- _The problem_
Select every line below containing the word "Impact".

- _Input material_
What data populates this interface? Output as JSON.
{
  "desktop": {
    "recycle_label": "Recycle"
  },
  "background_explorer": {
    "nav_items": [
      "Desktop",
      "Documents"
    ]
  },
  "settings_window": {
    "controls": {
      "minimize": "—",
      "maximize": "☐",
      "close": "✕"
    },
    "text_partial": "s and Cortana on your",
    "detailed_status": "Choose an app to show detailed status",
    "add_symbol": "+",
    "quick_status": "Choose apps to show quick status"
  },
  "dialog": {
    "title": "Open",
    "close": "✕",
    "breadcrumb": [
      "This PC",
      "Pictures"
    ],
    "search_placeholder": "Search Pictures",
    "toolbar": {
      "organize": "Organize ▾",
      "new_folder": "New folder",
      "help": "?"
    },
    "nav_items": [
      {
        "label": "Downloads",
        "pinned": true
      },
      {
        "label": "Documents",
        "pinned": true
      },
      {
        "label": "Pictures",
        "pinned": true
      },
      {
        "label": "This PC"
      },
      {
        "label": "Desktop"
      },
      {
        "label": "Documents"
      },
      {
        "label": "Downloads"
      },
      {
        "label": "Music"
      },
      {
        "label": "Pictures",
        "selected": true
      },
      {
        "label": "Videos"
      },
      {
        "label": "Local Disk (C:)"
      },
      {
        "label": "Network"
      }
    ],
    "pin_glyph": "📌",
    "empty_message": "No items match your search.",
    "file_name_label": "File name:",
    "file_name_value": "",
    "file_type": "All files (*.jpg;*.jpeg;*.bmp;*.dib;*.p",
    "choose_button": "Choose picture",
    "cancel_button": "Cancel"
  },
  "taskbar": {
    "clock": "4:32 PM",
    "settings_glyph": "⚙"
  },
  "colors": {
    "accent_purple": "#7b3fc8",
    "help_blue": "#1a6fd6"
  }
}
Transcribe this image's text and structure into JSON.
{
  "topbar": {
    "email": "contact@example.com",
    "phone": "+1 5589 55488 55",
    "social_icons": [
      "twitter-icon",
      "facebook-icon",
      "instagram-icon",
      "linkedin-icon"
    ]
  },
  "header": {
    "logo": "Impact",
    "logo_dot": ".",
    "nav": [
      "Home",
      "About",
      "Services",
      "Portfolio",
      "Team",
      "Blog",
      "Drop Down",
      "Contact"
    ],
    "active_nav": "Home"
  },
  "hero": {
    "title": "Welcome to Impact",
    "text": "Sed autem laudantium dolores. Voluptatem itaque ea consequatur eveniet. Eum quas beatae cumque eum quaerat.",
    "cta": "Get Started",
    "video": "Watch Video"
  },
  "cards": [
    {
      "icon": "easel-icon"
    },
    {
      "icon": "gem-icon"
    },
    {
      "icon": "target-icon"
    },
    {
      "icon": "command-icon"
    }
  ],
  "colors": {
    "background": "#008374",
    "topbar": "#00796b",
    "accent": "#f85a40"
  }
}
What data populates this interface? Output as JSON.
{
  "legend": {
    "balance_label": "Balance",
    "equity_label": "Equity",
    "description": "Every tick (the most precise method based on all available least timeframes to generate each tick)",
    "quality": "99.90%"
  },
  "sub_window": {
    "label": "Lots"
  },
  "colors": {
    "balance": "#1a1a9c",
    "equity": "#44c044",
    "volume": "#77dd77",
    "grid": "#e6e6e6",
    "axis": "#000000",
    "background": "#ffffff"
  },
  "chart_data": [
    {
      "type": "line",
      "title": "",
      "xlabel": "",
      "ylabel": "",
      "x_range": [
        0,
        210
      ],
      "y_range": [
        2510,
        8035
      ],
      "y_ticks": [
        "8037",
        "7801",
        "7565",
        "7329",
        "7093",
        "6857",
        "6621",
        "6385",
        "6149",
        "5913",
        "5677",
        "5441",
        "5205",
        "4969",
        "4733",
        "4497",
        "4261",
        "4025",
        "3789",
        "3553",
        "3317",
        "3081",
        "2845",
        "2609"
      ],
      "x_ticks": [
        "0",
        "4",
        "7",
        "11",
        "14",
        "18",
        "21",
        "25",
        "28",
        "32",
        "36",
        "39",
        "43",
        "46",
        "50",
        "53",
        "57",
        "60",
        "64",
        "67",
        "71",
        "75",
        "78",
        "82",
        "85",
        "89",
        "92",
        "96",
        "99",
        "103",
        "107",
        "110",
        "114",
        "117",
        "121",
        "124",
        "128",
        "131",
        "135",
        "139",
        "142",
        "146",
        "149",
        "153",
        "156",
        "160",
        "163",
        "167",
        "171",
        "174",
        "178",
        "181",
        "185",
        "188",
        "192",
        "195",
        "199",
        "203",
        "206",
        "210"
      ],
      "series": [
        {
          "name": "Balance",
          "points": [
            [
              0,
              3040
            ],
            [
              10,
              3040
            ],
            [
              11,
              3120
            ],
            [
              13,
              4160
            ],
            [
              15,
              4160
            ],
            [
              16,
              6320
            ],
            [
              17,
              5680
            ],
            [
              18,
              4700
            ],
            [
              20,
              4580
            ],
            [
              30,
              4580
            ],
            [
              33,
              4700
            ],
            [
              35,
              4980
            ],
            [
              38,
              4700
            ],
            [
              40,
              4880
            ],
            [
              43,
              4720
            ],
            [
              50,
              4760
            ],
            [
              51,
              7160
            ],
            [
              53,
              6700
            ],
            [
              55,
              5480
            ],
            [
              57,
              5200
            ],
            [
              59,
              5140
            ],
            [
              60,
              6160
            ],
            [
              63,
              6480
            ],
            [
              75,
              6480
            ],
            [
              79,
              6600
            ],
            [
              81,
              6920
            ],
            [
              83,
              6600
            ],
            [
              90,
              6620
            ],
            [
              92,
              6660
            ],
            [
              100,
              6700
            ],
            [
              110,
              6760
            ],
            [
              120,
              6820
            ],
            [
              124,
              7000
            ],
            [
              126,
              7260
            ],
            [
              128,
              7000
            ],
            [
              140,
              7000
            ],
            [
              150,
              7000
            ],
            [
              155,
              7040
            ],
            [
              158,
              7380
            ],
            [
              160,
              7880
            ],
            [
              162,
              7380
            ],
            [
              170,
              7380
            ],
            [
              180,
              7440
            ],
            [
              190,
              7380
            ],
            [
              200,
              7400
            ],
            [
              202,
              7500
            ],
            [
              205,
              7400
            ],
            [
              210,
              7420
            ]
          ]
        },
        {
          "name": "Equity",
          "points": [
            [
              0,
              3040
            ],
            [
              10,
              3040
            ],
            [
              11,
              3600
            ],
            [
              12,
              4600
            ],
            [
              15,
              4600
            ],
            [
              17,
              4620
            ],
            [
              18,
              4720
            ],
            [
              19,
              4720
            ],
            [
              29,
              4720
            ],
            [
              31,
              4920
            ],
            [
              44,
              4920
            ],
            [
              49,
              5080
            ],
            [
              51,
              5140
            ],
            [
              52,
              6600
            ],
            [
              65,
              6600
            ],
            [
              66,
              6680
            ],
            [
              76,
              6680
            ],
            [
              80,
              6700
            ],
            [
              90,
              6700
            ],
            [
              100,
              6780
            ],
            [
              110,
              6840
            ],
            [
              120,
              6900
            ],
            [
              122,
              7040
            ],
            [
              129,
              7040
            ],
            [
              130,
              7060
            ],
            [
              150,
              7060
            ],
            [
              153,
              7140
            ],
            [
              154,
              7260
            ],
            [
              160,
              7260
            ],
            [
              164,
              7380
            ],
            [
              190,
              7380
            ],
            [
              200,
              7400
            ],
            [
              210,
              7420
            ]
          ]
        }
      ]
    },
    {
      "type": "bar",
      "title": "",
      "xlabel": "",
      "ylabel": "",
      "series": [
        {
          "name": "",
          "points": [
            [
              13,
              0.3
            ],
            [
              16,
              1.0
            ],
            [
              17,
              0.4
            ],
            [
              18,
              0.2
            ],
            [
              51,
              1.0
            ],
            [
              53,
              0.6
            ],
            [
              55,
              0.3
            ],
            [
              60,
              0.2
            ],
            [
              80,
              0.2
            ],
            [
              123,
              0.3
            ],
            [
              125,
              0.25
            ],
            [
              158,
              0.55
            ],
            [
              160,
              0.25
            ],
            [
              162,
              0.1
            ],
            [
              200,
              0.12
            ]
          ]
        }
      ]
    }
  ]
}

- _Solved problem_
    "logo": "Impact",
    "title": "Welcome to Impact",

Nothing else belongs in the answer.